==== Given records ====

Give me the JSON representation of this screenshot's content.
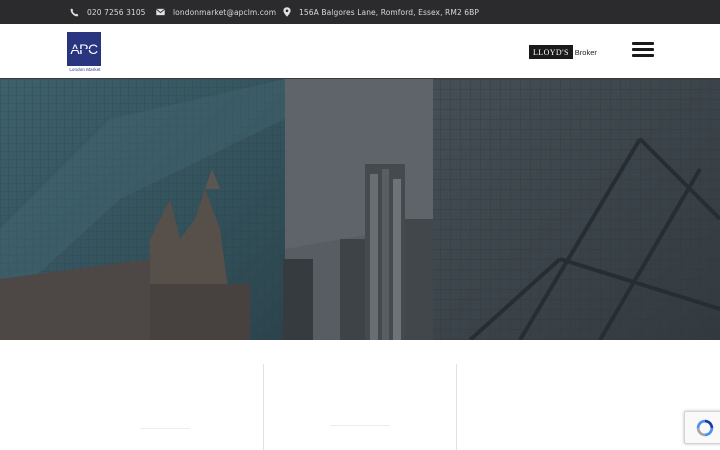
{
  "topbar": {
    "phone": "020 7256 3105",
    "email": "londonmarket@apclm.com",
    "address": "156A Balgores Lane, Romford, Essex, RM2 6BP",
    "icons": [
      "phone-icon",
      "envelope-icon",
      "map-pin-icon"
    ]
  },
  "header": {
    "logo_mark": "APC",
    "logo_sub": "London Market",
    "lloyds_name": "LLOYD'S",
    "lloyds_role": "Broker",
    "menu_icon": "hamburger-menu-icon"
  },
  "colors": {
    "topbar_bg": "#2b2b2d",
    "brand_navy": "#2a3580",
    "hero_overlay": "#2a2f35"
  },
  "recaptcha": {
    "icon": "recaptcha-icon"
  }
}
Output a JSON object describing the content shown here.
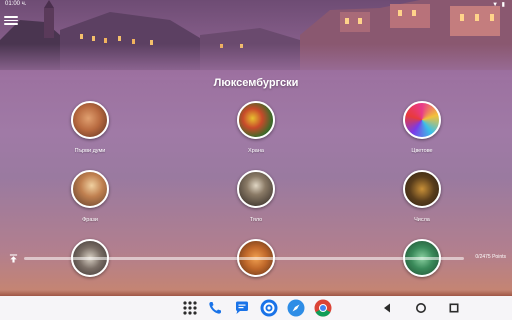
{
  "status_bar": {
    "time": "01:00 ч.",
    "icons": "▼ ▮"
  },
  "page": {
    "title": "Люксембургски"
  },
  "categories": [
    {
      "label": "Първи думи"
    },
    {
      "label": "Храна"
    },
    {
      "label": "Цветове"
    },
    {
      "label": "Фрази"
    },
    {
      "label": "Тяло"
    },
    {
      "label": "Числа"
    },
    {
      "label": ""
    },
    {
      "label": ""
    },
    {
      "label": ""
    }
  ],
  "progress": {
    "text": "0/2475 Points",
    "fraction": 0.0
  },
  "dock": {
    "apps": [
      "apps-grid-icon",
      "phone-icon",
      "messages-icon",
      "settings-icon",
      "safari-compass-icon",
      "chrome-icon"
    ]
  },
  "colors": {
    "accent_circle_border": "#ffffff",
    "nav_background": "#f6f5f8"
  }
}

====
==== Given records ====

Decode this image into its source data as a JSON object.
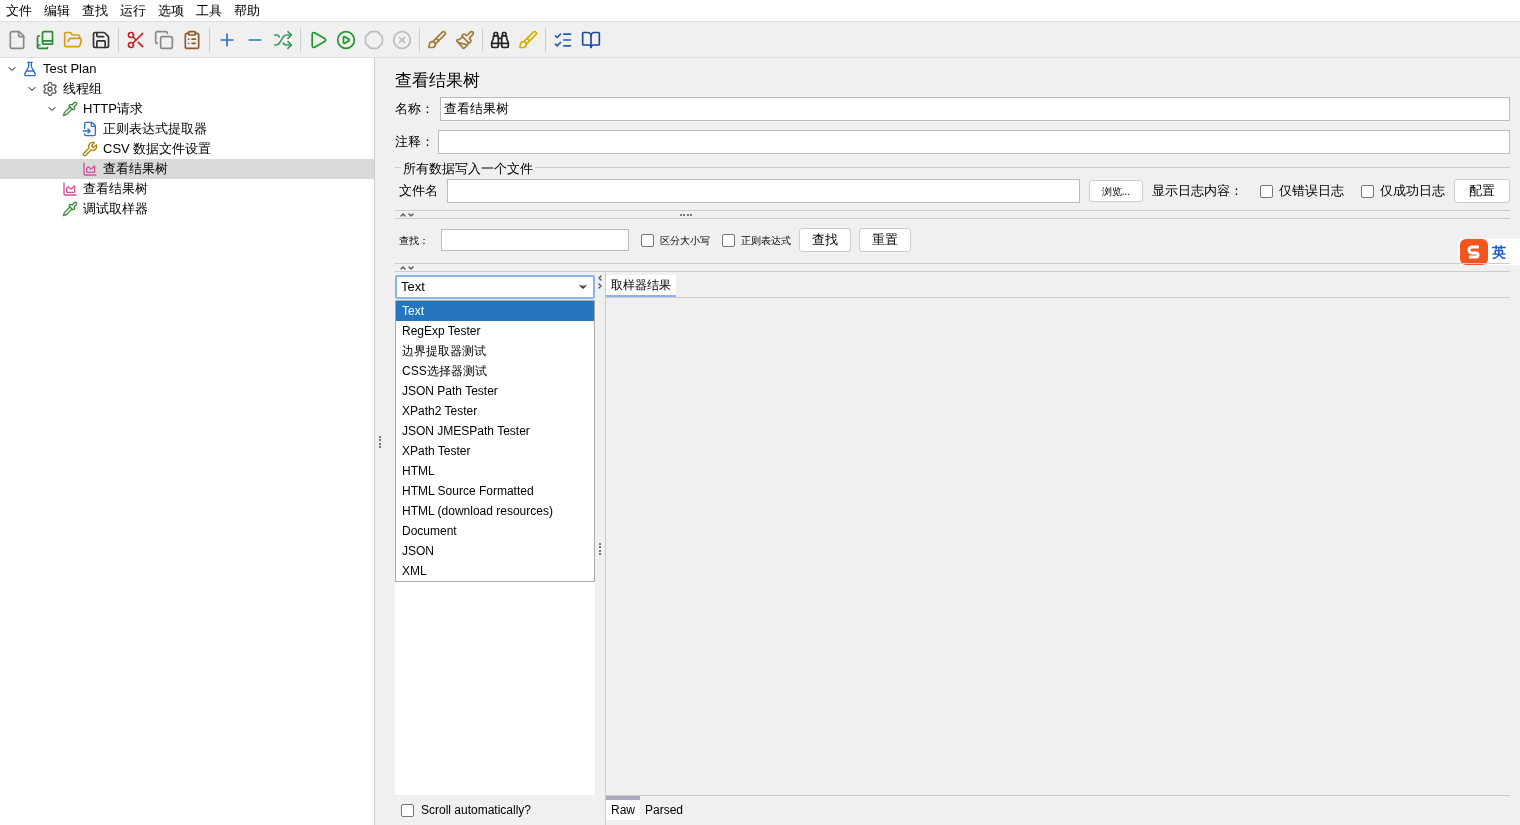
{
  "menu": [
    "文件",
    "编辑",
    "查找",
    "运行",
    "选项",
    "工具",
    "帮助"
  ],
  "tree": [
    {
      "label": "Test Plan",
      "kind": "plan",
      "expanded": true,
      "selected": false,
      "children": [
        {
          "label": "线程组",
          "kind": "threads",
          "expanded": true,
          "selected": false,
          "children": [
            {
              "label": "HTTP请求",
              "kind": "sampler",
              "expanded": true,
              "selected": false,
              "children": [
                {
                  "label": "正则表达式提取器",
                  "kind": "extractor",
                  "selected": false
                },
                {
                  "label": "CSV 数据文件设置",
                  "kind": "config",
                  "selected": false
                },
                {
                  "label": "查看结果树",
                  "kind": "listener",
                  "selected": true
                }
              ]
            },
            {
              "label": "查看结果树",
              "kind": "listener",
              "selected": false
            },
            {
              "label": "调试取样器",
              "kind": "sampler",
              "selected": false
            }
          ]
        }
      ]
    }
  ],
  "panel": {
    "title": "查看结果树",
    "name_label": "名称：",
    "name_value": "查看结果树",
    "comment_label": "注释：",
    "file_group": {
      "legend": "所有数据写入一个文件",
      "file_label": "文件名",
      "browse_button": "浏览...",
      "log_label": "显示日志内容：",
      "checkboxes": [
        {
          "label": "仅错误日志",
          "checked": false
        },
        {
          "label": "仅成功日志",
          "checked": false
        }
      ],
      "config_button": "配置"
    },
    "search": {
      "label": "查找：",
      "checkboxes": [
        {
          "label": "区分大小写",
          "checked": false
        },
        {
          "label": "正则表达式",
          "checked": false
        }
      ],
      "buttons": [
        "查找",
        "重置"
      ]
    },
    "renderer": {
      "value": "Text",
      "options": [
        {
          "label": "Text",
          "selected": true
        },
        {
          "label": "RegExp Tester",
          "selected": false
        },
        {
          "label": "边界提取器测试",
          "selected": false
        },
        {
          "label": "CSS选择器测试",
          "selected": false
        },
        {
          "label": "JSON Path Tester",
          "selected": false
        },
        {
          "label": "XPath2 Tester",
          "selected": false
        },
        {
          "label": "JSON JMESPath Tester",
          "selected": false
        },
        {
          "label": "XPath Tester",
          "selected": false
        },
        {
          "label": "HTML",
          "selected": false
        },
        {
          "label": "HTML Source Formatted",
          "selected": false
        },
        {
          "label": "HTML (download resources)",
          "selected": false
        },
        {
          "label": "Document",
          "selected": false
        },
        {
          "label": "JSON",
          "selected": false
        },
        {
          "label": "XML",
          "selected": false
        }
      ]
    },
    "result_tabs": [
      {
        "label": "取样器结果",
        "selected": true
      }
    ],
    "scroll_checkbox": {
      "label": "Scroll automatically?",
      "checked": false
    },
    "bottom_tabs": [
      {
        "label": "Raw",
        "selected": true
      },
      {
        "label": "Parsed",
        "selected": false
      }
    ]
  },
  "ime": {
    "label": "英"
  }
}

====
==== Given records ====

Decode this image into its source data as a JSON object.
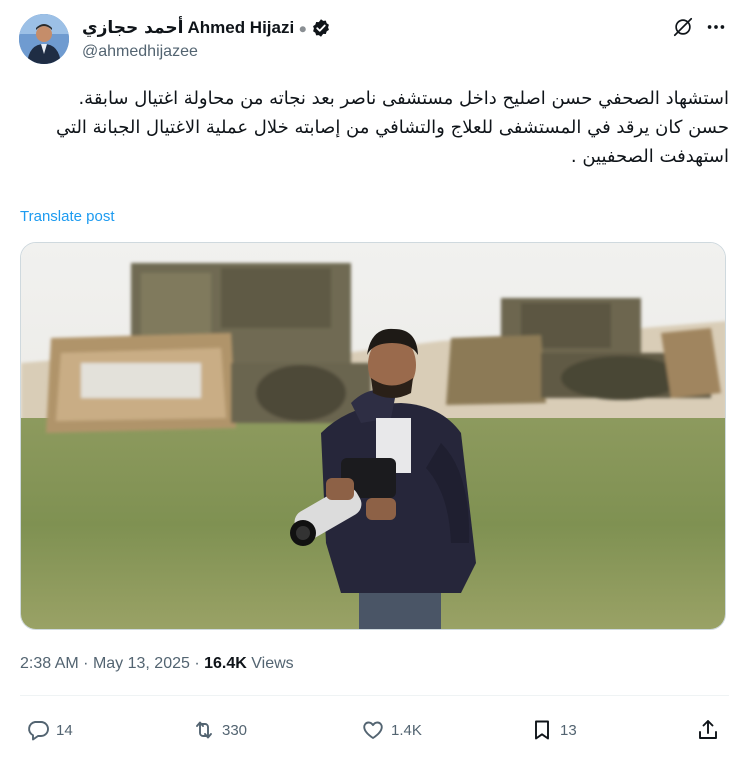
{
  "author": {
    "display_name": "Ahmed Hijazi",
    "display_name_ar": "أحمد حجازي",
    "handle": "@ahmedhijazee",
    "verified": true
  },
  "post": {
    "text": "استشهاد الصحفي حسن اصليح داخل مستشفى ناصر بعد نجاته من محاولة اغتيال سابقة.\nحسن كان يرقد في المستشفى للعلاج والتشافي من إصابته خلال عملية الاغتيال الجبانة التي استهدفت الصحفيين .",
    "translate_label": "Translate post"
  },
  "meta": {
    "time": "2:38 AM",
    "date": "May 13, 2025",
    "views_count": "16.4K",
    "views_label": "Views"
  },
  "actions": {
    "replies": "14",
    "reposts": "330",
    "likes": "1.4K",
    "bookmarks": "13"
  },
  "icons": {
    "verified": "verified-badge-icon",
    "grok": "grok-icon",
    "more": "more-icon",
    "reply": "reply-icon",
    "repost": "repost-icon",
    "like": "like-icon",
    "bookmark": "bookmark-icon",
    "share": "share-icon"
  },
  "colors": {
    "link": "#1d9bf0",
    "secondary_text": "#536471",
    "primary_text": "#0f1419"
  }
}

====

=== Task prompt ===
In the records above, locate each line with the word "expanded". Copy all such lines.

=== Task response ===
      "expanded": true,
          "expanded": true,
              "expanded": true,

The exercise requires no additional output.